[Figure record extracts]
....................
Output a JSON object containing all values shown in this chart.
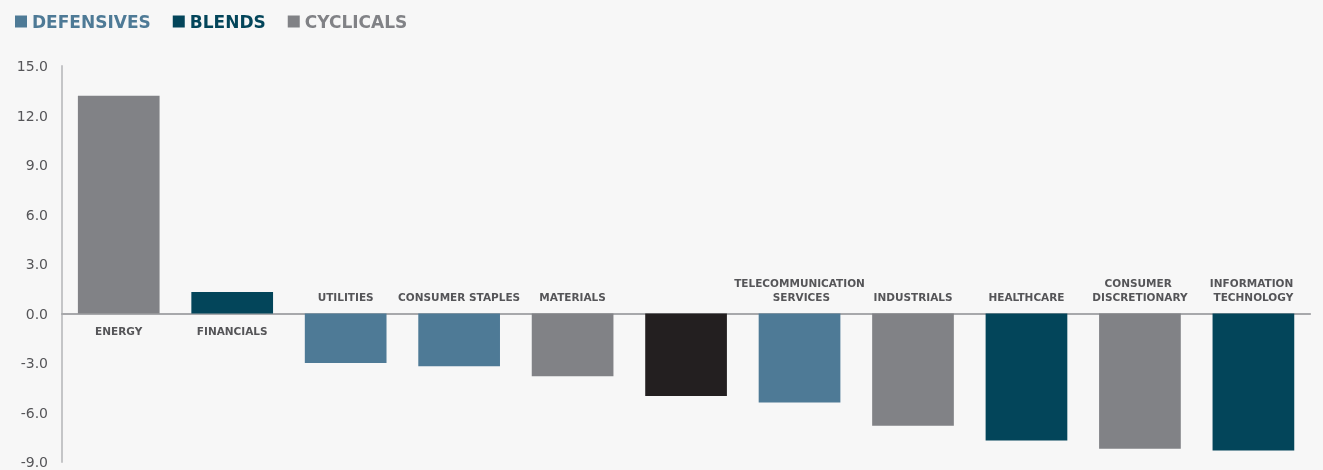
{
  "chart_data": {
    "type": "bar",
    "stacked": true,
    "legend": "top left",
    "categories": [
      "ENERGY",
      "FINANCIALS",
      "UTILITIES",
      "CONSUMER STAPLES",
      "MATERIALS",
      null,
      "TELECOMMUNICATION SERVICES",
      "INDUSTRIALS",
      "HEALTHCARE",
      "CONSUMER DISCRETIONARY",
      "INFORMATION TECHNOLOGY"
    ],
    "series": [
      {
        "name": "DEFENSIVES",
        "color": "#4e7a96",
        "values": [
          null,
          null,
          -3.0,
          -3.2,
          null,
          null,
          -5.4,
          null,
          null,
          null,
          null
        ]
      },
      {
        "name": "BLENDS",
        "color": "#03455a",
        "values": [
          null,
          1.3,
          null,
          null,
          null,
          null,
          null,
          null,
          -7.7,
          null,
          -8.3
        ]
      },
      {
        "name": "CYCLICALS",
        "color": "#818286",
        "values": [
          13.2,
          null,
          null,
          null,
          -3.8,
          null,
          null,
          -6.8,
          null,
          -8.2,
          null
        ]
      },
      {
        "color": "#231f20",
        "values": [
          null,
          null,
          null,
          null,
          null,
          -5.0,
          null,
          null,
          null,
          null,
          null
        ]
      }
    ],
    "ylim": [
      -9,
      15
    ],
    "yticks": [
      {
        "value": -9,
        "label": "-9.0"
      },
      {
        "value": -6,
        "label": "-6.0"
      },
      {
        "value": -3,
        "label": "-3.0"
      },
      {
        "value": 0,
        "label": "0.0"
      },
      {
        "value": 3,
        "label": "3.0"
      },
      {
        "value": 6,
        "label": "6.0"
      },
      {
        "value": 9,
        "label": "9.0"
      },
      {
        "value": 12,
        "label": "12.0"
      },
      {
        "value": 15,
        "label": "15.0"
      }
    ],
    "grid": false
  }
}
....................
Return every line in the listing that contains the word "label".

        "label": "-9.0"
        "label": "-6.0"
        "label": "-3.0"
        "label": "0.0"
        "label": "3.0"
        "label": "6.0"
        "label": "9.0"
        "label": "12.0"
        "label": "15.0"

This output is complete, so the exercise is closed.